SOURCE MATERIAL:
============================================================
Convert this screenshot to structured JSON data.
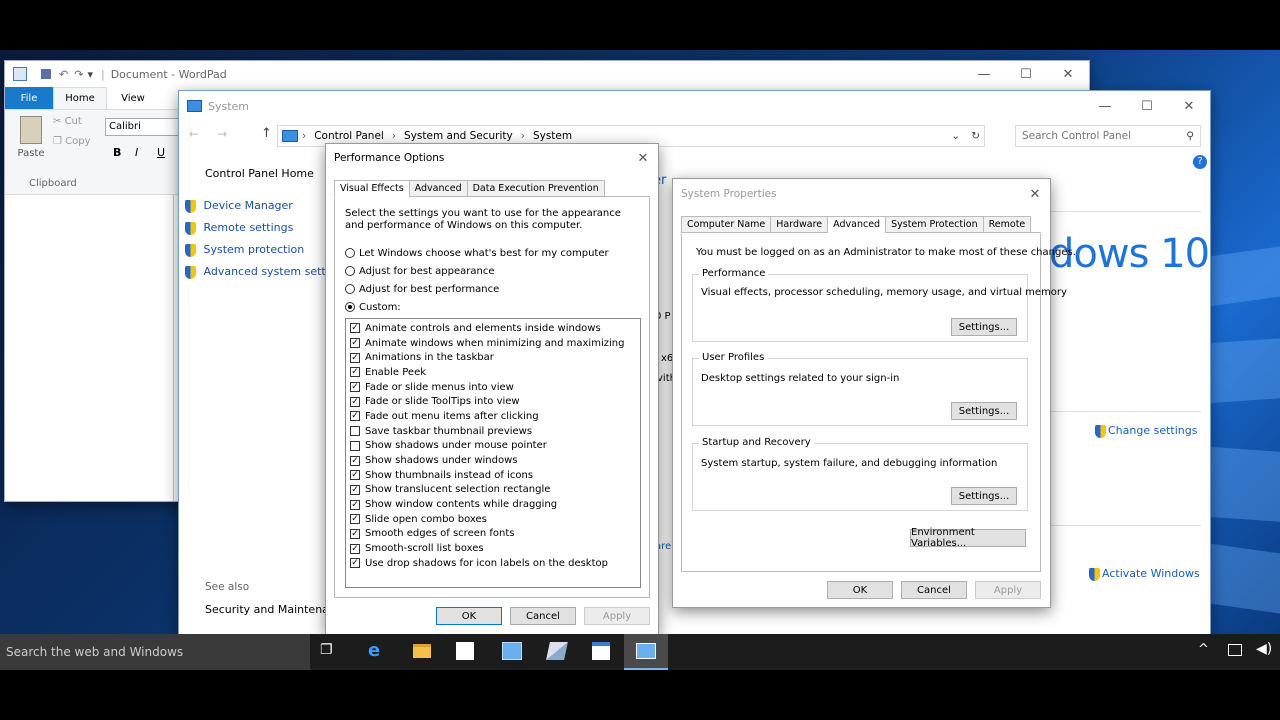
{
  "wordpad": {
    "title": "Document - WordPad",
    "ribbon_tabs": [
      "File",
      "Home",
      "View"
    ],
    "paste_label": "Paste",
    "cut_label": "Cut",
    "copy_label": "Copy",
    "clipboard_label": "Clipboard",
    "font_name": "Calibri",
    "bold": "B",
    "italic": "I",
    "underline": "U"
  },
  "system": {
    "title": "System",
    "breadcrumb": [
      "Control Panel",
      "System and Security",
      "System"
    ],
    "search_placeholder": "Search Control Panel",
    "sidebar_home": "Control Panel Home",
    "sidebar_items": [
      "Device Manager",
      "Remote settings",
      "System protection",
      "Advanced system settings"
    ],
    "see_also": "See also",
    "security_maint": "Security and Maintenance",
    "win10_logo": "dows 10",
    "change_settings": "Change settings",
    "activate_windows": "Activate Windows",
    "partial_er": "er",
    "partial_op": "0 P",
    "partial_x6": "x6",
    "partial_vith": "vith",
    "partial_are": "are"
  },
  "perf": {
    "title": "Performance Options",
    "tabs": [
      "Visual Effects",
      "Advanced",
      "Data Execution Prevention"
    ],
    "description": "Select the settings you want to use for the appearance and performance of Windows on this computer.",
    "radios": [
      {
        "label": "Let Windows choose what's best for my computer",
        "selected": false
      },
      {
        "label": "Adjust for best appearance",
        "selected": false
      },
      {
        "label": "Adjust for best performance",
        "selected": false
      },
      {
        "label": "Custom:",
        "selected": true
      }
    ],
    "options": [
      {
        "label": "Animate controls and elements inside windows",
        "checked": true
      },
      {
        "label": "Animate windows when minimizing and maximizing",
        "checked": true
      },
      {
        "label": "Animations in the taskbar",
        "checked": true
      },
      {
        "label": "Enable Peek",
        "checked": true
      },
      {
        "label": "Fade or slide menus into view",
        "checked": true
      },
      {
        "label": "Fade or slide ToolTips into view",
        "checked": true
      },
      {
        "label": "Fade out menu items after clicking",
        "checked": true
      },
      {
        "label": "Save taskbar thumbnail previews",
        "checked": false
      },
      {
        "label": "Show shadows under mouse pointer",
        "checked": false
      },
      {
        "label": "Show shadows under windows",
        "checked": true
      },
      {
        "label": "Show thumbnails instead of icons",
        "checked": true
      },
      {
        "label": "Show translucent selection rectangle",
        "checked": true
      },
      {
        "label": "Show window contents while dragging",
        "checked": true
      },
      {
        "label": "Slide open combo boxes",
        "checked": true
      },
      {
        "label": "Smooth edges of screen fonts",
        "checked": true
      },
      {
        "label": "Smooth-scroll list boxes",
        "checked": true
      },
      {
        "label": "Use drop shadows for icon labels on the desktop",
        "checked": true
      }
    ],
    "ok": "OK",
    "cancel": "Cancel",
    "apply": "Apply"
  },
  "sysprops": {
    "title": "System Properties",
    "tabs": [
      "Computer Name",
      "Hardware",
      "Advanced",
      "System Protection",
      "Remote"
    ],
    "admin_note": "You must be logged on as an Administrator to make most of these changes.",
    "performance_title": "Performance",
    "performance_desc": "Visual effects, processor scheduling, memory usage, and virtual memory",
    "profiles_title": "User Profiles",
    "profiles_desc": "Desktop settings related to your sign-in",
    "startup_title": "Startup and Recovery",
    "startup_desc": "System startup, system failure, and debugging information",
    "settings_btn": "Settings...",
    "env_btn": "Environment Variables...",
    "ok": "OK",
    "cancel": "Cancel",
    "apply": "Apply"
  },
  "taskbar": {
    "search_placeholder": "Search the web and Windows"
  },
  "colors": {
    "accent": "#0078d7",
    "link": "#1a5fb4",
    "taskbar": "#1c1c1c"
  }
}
============================================================
Report each line in the preceding entries that holds the string "Show".

COMPLETE ANSWER:
        "label": "Show shadows under mouse pointer",
        "label": "Show shadows under windows",
        "label": "Show thumbnails instead of icons",
        "label": "Show translucent selection rectangle",
        "label": "Show window contents while dragging",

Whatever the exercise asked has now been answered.